• What to do: Quote the data below in full, please, without altering anything.

• Records shown:
========================
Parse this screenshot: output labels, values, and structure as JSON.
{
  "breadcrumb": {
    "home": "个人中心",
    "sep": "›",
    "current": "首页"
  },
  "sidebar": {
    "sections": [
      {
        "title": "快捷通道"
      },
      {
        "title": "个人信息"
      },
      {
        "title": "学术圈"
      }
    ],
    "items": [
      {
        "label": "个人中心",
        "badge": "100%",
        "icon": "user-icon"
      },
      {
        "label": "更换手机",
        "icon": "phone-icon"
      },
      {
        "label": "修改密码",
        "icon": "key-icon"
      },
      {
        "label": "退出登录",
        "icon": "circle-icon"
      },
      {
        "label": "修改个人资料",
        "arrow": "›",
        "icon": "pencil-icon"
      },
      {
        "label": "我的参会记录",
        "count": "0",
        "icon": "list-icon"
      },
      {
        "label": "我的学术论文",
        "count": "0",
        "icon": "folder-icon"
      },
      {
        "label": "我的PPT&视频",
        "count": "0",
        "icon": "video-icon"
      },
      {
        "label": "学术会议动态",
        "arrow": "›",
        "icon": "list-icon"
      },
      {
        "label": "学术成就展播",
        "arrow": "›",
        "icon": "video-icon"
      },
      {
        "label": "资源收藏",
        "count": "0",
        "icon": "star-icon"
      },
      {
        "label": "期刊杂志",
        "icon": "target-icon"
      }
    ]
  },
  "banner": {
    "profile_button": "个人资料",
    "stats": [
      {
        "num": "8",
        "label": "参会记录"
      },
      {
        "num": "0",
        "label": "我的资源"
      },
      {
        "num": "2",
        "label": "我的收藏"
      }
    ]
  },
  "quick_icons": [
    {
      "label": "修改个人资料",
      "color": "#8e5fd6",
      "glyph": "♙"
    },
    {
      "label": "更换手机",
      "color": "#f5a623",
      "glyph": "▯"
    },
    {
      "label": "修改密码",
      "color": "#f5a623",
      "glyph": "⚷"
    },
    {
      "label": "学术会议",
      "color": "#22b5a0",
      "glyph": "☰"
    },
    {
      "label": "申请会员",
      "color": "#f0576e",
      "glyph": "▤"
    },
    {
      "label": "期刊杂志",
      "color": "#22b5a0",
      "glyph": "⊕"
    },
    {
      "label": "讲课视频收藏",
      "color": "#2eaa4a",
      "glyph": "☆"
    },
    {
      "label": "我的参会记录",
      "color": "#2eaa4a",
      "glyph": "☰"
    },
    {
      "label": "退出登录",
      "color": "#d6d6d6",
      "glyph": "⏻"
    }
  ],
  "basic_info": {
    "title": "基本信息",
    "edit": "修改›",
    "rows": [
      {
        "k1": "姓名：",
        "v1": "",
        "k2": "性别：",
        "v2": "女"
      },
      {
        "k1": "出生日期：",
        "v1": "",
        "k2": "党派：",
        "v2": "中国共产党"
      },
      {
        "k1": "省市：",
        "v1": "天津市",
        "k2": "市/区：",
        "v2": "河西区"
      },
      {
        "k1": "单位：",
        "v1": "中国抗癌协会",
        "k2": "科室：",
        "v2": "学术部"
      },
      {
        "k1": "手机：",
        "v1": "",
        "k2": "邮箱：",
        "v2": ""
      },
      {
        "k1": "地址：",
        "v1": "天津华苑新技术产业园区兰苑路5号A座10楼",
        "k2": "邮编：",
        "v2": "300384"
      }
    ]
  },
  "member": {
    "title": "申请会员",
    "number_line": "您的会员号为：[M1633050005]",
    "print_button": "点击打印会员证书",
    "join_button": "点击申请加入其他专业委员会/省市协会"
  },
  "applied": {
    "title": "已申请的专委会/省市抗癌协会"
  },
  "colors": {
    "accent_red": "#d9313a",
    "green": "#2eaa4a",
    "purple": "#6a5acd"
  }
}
========================
• Solution to the exercise:
Parse this screenshot: output labels, values, and structure as JSON.
{
  "breadcrumb": {
    "home": "个人中心",
    "sep": "›",
    "current": "首页"
  },
  "sidebar": {
    "sections": [
      {
        "title": "快捷通道"
      },
      {
        "title": "个人信息"
      },
      {
        "title": "学术圈"
      }
    ],
    "items": [
      {
        "label": "个人中心",
        "badge": "100%",
        "icon": "user-icon"
      },
      {
        "label": "更换手机",
        "icon": "phone-icon"
      },
      {
        "label": "修改密码",
        "icon": "key-icon"
      },
      {
        "label": "退出登录",
        "icon": "circle-icon"
      },
      {
        "label": "修改个人资料",
        "arrow": "›",
        "icon": "pencil-icon"
      },
      {
        "label": "我的参会记录",
        "count": "0",
        "icon": "list-icon"
      },
      {
        "label": "我的学术论文",
        "count": "0",
        "icon": "folder-icon"
      },
      {
        "label": "我的PPT&视频",
        "count": "0",
        "icon": "video-icon"
      },
      {
        "label": "学术会议动态",
        "arrow": "›",
        "icon": "list-icon"
      },
      {
        "label": "学术成就展播",
        "arrow": "›",
        "icon": "video-icon"
      },
      {
        "label": "资源收藏",
        "count": "0",
        "icon": "star-icon"
      },
      {
        "label": "期刊杂志",
        "icon": "target-icon"
      }
    ]
  },
  "banner": {
    "profile_button": "个人资料",
    "stats": [
      {
        "num": "8",
        "label": "参会记录"
      },
      {
        "num": "0",
        "label": "我的资源"
      },
      {
        "num": "2",
        "label": "我的收藏"
      }
    ]
  },
  "quick_icons": [
    {
      "label": "修改个人资料",
      "color": "#8e5fd6",
      "glyph": "♙"
    },
    {
      "label": "更换手机",
      "color": "#f5a623",
      "glyph": "▯"
    },
    {
      "label": "修改密码",
      "color": "#f5a623",
      "glyph": "⚷"
    },
    {
      "label": "学术会议",
      "color": "#22b5a0",
      "glyph": "☰"
    },
    {
      "label": "申请会员",
      "color": "#f0576e",
      "glyph": "▤"
    },
    {
      "label": "期刊杂志",
      "color": "#22b5a0",
      "glyph": "⊕"
    },
    {
      "label": "讲课视频收藏",
      "color": "#2eaa4a",
      "glyph": "☆"
    },
    {
      "label": "我的参会记录",
      "color": "#2eaa4a",
      "glyph": "☰"
    },
    {
      "label": "退出登录",
      "color": "#d6d6d6",
      "glyph": "⏻"
    }
  ],
  "basic_info": {
    "title": "基本信息",
    "edit": "修改›",
    "rows": [
      {
        "k1": "姓名：",
        "v1": "",
        "k2": "性别：",
        "v2": "女"
      },
      {
        "k1": "出生日期：",
        "v1": "",
        "k2": "党派：",
        "v2": "中国共产党"
      },
      {
        "k1": "省市：",
        "v1": "天津市",
        "k2": "市/区：",
        "v2": "河西区"
      },
      {
        "k1": "单位：",
        "v1": "中国抗癌协会",
        "k2": "科室：",
        "v2": "学术部"
      },
      {
        "k1": "手机：",
        "v1": "",
        "k2": "邮箱：",
        "v2": ""
      },
      {
        "k1": "地址：",
        "v1": "天津华苑新技术产业园区兰苑路5号A座10楼",
        "k2": "邮编：",
        "v2": "300384"
      }
    ]
  },
  "member": {
    "title": "申请会员",
    "number_line": "您的会员号为：[M1633050005]",
    "print_button": "点击打印会员证书",
    "join_button": "点击申请加入其他专业委员会/省市协会"
  },
  "applied": {
    "title": "已申请的专委会/省市抗癌协会"
  },
  "colors": {
    "accent_red": "#d9313a",
    "green": "#2eaa4a",
    "purple": "#6a5acd"
  }
}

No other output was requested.